**** RAW RECORDS

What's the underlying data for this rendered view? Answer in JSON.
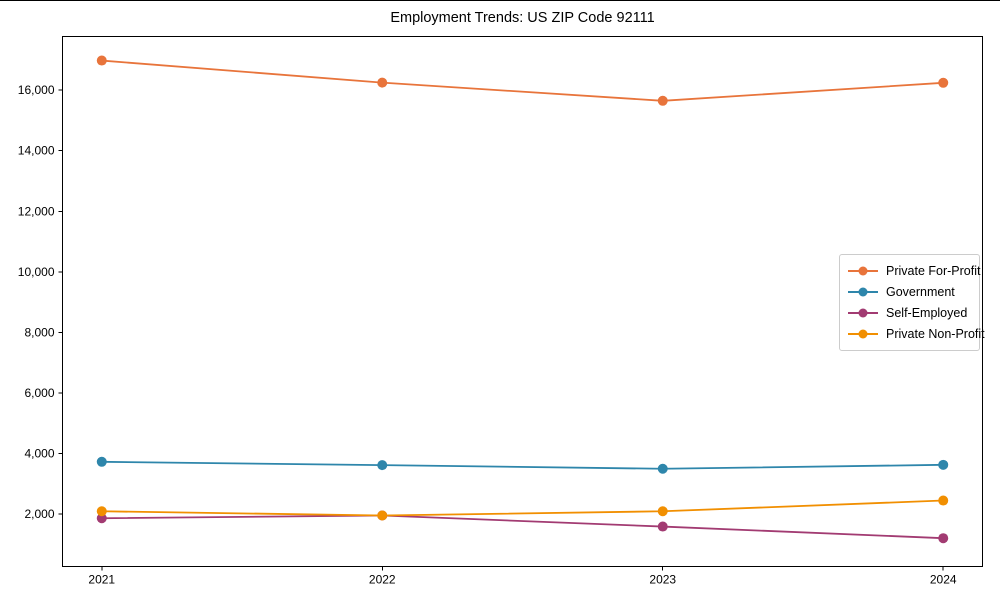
{
  "title": "Employment Trends: US ZIP Code 92111",
  "chart_data": {
    "type": "line",
    "title": "Employment Trends: US ZIP Code 92111",
    "x": [
      2021,
      2022,
      2023,
      2024
    ],
    "x_tick_labels": [
      "2021",
      "2022",
      "2023",
      "2024"
    ],
    "series": [
      {
        "name": "Private For-Profit",
        "color": "#E8743B",
        "values": [
          16980,
          16250,
          15650,
          16245
        ]
      },
      {
        "name": "Government",
        "color": "#2E86AB",
        "values": [
          3720,
          3610,
          3490,
          3620
        ]
      },
      {
        "name": "Self-Employed",
        "color": "#A23B72",
        "values": [
          1855,
          1945,
          1580,
          1195
        ]
      },
      {
        "name": "Private Non-Profit",
        "color": "#F18F01",
        "values": [
          2085,
          1945,
          2085,
          2440
        ]
      }
    ],
    "y_ticks": [
      2000,
      4000,
      6000,
      8000,
      10000,
      12000,
      14000,
      16000
    ],
    "y_tick_labels": [
      "2,000",
      "4,000",
      "6,000",
      "8,000",
      "10,000",
      "12,000",
      "14,000",
      "16,000"
    ],
    "xlim": [
      2020.86,
      2024.14
    ],
    "ylim": [
      260,
      17775
    ],
    "grid": false,
    "legend_position": "center-right",
    "axis_color": "#000000",
    "marker": "circle",
    "marker_radius": 5,
    "line_width": 1.8
  }
}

********

** PROBLEM **
Of the lines in the data, how many hold the string "Profit"? State the number, nothing else.

** TASK SOLUTION **
2